- Instruction -
Locate every line in the records below that holds the word "With" and return each one.

- Source material -
"""

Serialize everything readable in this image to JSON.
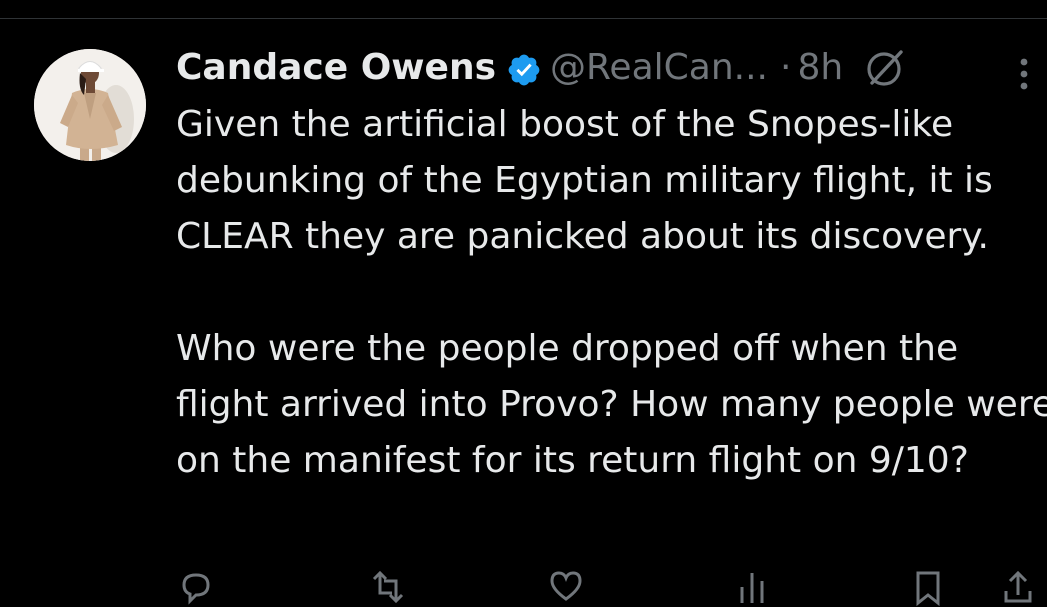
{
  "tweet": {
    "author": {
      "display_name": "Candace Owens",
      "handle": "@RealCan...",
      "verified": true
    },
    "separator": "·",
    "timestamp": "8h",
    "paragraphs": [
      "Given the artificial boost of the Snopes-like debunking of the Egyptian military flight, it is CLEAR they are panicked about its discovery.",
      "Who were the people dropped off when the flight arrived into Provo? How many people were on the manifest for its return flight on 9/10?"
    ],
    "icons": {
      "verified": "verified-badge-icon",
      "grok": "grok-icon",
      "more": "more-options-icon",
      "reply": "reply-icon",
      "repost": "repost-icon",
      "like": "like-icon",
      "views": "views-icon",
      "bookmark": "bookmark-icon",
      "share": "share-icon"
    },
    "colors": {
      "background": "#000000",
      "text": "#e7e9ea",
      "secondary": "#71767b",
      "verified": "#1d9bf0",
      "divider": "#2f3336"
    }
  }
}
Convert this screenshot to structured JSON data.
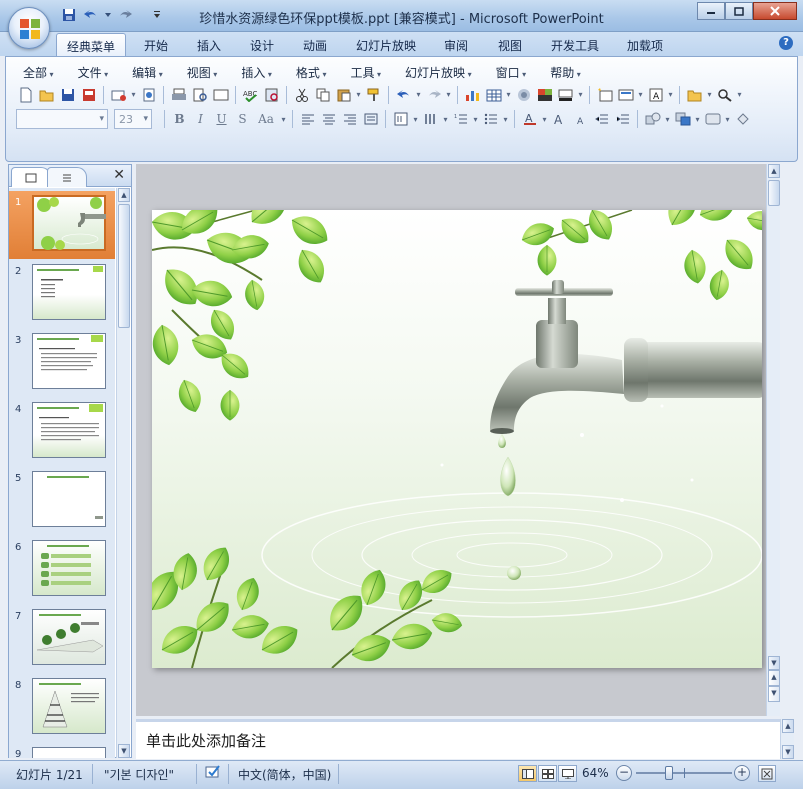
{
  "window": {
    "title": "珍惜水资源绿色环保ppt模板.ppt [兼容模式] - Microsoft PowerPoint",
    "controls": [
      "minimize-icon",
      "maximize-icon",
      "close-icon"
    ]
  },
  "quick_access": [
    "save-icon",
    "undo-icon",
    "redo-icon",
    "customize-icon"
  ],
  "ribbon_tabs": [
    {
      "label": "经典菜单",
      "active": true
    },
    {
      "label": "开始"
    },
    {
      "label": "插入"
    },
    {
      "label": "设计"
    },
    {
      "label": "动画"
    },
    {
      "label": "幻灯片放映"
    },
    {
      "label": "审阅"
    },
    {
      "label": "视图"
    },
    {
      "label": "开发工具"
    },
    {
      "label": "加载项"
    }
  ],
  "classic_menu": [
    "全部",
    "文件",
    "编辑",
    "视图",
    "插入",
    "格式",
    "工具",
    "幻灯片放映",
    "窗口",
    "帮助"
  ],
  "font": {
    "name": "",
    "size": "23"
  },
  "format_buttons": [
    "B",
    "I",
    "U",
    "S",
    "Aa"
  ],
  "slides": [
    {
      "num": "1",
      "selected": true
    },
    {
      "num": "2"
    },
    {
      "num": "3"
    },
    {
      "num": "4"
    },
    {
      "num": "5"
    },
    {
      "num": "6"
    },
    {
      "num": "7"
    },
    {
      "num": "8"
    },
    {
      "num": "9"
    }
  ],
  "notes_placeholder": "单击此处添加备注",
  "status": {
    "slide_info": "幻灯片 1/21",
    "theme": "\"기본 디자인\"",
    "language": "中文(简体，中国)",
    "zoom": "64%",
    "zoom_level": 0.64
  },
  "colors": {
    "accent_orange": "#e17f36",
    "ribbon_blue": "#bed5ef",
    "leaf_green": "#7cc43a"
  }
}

"""
"""

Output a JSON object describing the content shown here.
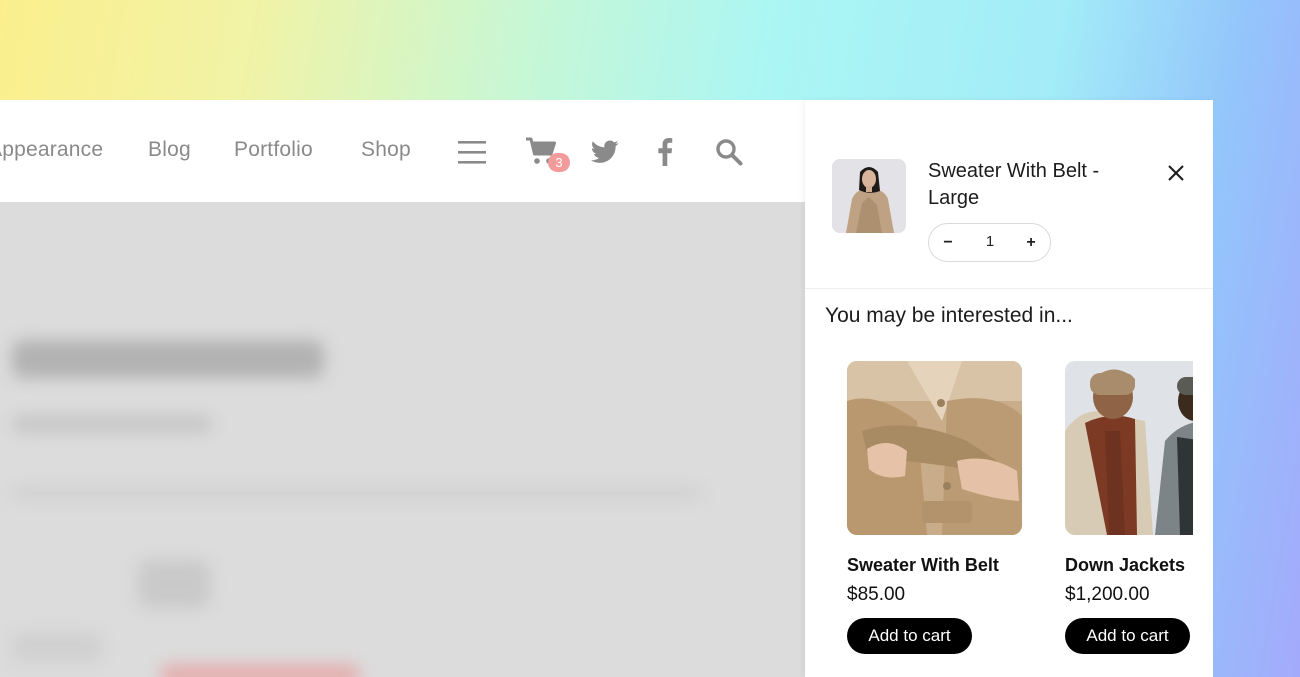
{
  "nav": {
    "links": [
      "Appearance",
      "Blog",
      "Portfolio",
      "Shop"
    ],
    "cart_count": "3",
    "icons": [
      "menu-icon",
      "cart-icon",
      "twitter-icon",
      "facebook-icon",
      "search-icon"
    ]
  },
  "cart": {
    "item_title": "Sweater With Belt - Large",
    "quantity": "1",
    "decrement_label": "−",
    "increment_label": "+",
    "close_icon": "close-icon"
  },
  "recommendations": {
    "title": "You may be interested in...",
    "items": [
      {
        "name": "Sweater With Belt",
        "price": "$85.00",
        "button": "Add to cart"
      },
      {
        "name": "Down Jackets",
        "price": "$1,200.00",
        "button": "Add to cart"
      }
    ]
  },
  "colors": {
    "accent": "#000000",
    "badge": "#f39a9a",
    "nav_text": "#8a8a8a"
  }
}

"""

- Solution -
    "item_title": "Sweater With Belt - Large",
        "name": "Sweater With Belt",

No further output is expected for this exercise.